* ИСХОДНЫЙ ТЕКСТ:
Если для короля Эдуарда воспоминания о детстве и учебе были несчастливыми, то у короля Георга все было совсем наоборот, и если король Эдуард хотел для своих сыновей участи противоположной его собственному опыту, то король Георг стремился воссоздать счастливые отношения, существовавшие между ним и его братом и мистером Далтоном. Для этой цели он выбрал мистера Генри Питера Хенселла, которому весной 1902 года поручил своих сыновей.
В то время мистеру Хенселлу исполнилось тридцать девять лет. Сын сельского джентльмена из Роксхэма, графство Норфолк, он учился в Малверн-колледже, где добился выдающихся успехов в английском, истории и как член крикетной и футбольной школы 11; а также в Мадлен-колледже Оксфорда, где он получил награду второй степени по истории. Затем он стал школьным учителем сначала в Росселле, а потом в Ладгроуве и был выбран герцогом Коннаутским в качестве наставника для его сына, принца Артура, которого тот недавно отправил в Итон. Внешне он был высоким и привлекательным, в отличие от покойного мистера Рэмси Макдоналда, бакалавра без особого чувства юмора. Но помимо того, что он был из Норфолка, принца Уэльского привлекла в нем слава заядлого яхтсмена. Он не отличался дружелюбным характером и был склонен надолго впадать в прострацию, когда с трубкой в руках подолгу смотрел в пространство невидящим взглядом. Тем не менее он сумел завоевать прочную привязанность своих юных подопечных, которые называли его «мидер» – детское искажение слова «мистер» – и еще долгое время переписывались с ним после того, как вышли из-под его опеки[14].
Однако следует признать, что мистер Хенселл не был ни прирожденным учителем, ни идеальным наставником. С другой стороны, справедливости ради, следует добавить, что он прекрасно сознавал свои недостатки и поначалу опасался за успех эксперимента. К его чести, он понимал, что с 1870-х годов, когда мистер Далтон давал уроки принцу Эдди и принцу Георгу, многое изменилось, и то, что мистер Гиббс открыл спустя полвека, а именно что многие юношеские недостатки принцев проистекали от нехватки общения со сверстниками. Он был глубоко убежден и не раз высказывал эту уверенность принцу Уэльскому – последний сразу же наложил на это вето, – что принцу Эдуарду и принцу Альберту было бы намного лучше в хорошей начальной школе, где они получили бы опыт участия в соревновательных играх и занятиях, научились сочетать жесткость и мягкость и быстро начали вести нормальную школьную жизнь.

* ФРАГМЕНТЫ ДАННЫХ:
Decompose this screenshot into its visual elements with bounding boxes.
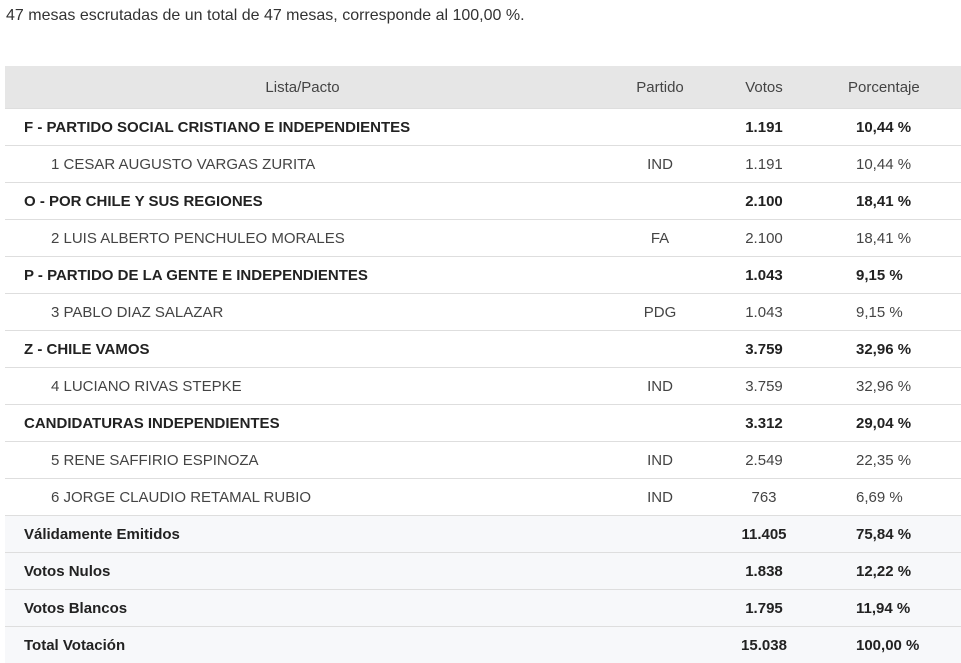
name-cell: Votos Blancos <box>5 590 600 627</box>
porcentaje-cell: 32,96 % <box>808 368 961 405</box>
porcentaje-cell: 12,22 % <box>808 553 961 590</box>
name-cell: Total Votación <box>5 627 600 663</box>
partido-cell <box>600 590 720 627</box>
scrutiny-summary: 47 mesas escrutadas de un total de 47 me… <box>6 7 525 25</box>
name-cell: CANDIDATURAS INDEPENDIENTES <box>5 405 600 442</box>
name-cell: O - POR CHILE Y SUS REGIONES <box>5 183 600 220</box>
partido-cell: PDG <box>600 294 720 331</box>
porcentaje-cell: 22,35 % <box>808 442 961 479</box>
partido-cell: IND <box>600 368 720 405</box>
porcentaje-cell: 9,15 % <box>808 294 961 331</box>
porcentaje-cell: 100,00 % <box>808 627 961 663</box>
name-cell: P - PARTIDO DE LA GENTE E INDEPENDIENTES <box>5 257 600 294</box>
partido-cell: IND <box>600 442 720 479</box>
porcentaje-cell: 18,41 % <box>808 220 961 257</box>
partido-cell <box>600 516 720 553</box>
name-cell: F - PARTIDO SOCIAL CRISTIANO E INDEPENDI… <box>5 109 600 146</box>
header-porcentaje: Porcentaje <box>808 66 961 109</box>
votos-cell: 1.838 <box>720 553 808 590</box>
votos-cell: 1.191 <box>720 109 808 146</box>
partido-cell: IND <box>600 479 720 516</box>
votos-cell: 763 <box>720 479 808 516</box>
votos-cell: 3.759 <box>720 331 808 368</box>
votos-cell: 1.043 <box>720 294 808 331</box>
table-header: Lista/Pacto Partido Votos Porcentaje <box>5 66 961 109</box>
partido-cell <box>600 109 720 146</box>
name-cell: 1 CESAR AUGUSTO VARGAS ZURITA <box>5 146 600 183</box>
list-row: F - PARTIDO SOCIAL CRISTIANO E INDEPENDI… <box>5 109 961 146</box>
votos-cell: 1.043 <box>720 257 808 294</box>
porcentaje-cell: 18,41 % <box>808 183 961 220</box>
votos-cell: 1.191 <box>720 146 808 183</box>
partido-cell <box>600 405 720 442</box>
name-cell: Z - CHILE VAMOS <box>5 331 600 368</box>
partido-cell <box>600 553 720 590</box>
header-partido: Partido <box>600 66 720 109</box>
votos-cell: 2.100 <box>720 220 808 257</box>
name-cell: Votos Nulos <box>5 553 600 590</box>
name-cell: 3 PABLO DIAZ SALAZAR <box>5 294 600 331</box>
votos-cell: 2.549 <box>720 442 808 479</box>
votos-cell: 3.312 <box>720 405 808 442</box>
porcentaje-cell: 11,94 % <box>808 590 961 627</box>
header-votos: Votos <box>720 66 808 109</box>
porcentaje-cell: 29,04 % <box>808 405 961 442</box>
votos-cell: 1.795 <box>720 590 808 627</box>
partido-cell <box>600 627 720 663</box>
votos-cell: 3.759 <box>720 368 808 405</box>
porcentaje-cell: 10,44 % <box>808 109 961 146</box>
list-row: P - PARTIDO DE LA GENTE E INDEPENDIENTES… <box>5 257 961 294</box>
partido-cell <box>600 257 720 294</box>
name-cell: 5 RENE SAFFIRIO ESPINOZA <box>5 442 600 479</box>
votos-cell: 2.100 <box>720 183 808 220</box>
porcentaje-cell: 32,96 % <box>808 331 961 368</box>
votos-cell: 15.038 <box>720 627 808 663</box>
porcentaje-cell: 9,15 % <box>808 257 961 294</box>
votos-cell: 11.405 <box>720 516 808 553</box>
results-table: Lista/Pacto Partido Votos Porcentaje F -… <box>5 66 961 663</box>
partido-cell: IND <box>600 146 720 183</box>
partido-cell <box>600 183 720 220</box>
partido-cell: FA <box>600 220 720 257</box>
name-cell: Válidamente Emitidos <box>5 516 600 553</box>
header-lista: Lista/Pacto <box>5 66 600 109</box>
name-cell: 4 LUCIANO RIVAS STEPKE <box>5 368 600 405</box>
partido-cell <box>600 331 720 368</box>
porcentaje-cell: 10,44 % <box>808 146 961 183</box>
porcentaje-cell: 6,69 % <box>808 479 961 516</box>
porcentaje-cell: 75,84 % <box>808 516 961 553</box>
name-cell: 6 JORGE CLAUDIO RETAMAL RUBIO <box>5 479 600 516</box>
name-cell: 2 LUIS ALBERTO PENCHULEO MORALES <box>5 220 600 257</box>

* ЧТО СДЕЛАТЬ:
A: Сколько лет было мистеру Хенселлу, когда ему поручили сыновей короля, согласно тексту о наставнике принцев?
B: Выведите отрывок текста о наставнике принцев от «Если для короля» до «поручил своих сыновей.» включительно.
C: Перескажите текст о наставнике принцев в трех предложениях.
Записи здесь ни при чем.

* ОТВЕТЫ ПО ПОРЯДКУ:
A: Тридцать девять лет.

B:
Если для короля Эдуарда воспоминания о детстве и учебе были несчастливыми, то у короля Георга все было совсем наоборот, и если король Эдуард хотел для своих сыновей участи противоположной его собственному опыту, то король Георг стремился воссоздать счастливые отношения, существовавшие между ним и его братом и мистером Далтоном. Для этой цели он выбрал мистера Генри Питера Хенселла, которому весной 1902 года поручил своих сыновей.

C: Весной 1902 года король Георг поручил своих сыновей мистеру Генри Питеру Хенселлу, стремясь воссоздать те счастливые отношения, что были у него самого с братом и мистером Далтоном. Хенселл не был прирожденным учителем, но завоевал прочную привязанность своих подопечных и сознавал собственные недостатки. Он был убежден, что принцам было бы намного лучше в хорошей начальной школе, однако принц Уэльский сразу наложил на это вето.